Find the string "Jordan" in the listing and report every line that has it.
--- --- ---
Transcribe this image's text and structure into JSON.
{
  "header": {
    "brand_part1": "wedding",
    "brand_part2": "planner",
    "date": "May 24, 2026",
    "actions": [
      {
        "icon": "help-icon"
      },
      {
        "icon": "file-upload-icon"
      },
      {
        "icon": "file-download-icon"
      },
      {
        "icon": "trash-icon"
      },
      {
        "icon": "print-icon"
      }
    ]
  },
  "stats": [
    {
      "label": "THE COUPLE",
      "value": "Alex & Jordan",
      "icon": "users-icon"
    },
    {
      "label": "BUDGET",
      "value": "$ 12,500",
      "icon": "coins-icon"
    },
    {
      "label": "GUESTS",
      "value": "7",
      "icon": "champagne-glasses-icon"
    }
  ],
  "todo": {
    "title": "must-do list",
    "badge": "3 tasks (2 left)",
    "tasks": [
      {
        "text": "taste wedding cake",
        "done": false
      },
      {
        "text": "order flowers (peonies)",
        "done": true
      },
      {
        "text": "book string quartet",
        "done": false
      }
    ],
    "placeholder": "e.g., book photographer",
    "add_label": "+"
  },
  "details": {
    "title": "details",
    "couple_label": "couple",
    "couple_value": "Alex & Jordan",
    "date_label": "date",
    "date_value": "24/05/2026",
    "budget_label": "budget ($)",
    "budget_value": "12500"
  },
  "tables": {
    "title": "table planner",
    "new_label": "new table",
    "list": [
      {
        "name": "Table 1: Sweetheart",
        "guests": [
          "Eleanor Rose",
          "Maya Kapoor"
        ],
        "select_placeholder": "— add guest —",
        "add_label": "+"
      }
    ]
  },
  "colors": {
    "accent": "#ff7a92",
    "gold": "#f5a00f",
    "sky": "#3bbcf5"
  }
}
--- --- ---
■ Right answer:
      "value": "Alex & Jordan",
    "couple_value": "Alex & Jordan",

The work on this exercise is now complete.